▶ _WHAT IS NEEDED_: State how many lines of the entries hold the string "JSON". Reply with the number alone.
------------------------------------------------------------------------
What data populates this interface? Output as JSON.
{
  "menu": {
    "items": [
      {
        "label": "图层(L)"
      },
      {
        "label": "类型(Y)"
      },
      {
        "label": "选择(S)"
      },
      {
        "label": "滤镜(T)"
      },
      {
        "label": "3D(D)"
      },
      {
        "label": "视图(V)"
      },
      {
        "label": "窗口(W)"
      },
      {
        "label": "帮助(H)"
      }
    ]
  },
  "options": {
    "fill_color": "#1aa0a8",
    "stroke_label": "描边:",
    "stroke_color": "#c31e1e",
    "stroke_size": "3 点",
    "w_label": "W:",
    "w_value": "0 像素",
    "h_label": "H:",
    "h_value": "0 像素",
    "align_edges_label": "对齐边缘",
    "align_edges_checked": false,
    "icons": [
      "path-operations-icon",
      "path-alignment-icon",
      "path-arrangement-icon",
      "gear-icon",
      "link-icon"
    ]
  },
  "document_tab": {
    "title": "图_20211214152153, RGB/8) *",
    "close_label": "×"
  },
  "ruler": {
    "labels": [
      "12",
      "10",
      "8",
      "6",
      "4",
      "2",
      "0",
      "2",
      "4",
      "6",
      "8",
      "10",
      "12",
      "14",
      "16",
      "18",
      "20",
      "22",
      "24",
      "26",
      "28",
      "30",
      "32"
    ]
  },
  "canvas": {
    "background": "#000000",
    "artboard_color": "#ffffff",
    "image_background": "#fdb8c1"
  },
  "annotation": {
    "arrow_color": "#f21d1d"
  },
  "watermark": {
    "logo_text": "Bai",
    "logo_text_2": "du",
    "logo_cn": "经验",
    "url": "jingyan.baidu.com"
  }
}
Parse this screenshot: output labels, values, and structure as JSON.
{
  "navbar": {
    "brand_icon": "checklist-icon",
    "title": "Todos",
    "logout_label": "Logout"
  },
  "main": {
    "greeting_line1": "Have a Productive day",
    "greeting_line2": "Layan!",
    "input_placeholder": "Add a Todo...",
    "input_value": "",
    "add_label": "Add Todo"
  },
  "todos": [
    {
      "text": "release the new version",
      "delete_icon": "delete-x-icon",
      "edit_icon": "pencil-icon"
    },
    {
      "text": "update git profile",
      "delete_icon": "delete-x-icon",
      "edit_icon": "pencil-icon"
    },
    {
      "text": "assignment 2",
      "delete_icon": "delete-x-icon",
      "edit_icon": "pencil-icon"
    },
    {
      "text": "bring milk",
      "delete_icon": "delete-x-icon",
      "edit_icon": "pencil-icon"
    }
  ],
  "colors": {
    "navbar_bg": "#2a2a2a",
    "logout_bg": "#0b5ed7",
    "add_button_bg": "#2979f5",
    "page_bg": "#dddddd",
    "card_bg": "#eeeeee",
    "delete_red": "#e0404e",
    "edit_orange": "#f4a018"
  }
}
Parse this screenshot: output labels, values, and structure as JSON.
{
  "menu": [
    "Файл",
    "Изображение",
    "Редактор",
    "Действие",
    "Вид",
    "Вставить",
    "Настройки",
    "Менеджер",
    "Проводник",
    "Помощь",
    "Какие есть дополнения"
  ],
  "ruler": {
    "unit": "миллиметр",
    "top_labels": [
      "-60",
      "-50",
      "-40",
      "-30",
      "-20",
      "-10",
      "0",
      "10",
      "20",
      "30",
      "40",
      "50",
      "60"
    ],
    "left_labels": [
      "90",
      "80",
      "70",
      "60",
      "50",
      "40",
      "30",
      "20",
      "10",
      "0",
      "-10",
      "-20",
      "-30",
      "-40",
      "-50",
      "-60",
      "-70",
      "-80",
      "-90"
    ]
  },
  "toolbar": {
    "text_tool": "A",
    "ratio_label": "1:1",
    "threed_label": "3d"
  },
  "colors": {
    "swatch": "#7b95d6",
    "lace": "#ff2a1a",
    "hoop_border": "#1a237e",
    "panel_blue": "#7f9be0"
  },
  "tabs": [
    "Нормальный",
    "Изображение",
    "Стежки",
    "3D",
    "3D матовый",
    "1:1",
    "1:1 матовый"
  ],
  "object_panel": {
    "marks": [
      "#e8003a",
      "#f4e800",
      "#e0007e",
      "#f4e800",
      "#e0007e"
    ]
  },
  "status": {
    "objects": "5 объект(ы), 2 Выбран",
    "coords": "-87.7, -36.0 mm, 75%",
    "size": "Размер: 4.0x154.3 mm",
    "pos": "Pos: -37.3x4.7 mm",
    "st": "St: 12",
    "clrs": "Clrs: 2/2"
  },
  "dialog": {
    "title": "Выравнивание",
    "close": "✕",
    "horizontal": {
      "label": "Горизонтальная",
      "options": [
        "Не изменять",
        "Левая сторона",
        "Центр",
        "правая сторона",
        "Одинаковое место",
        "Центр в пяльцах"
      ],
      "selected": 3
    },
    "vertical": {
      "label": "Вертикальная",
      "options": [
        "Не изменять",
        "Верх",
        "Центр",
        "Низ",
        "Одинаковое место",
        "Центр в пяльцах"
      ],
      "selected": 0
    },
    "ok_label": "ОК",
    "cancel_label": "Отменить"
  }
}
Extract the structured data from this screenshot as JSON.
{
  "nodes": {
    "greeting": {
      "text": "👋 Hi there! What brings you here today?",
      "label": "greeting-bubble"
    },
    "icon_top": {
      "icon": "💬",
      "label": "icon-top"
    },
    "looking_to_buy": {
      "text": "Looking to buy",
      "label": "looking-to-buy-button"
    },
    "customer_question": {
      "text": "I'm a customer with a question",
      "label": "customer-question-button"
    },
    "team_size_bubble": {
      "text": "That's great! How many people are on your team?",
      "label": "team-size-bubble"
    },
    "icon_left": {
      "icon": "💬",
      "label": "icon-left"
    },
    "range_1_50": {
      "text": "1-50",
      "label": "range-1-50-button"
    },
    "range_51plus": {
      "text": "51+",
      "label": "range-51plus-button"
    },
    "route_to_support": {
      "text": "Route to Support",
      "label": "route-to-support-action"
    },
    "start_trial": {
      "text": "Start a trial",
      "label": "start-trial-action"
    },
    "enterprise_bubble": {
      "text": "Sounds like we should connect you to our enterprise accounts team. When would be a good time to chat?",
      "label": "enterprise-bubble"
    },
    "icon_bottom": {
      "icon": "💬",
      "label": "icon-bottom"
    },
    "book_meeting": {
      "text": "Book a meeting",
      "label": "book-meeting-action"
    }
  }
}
------------------------------------------------------------------------
▶ _RESPONSE TO THE TASK_: 4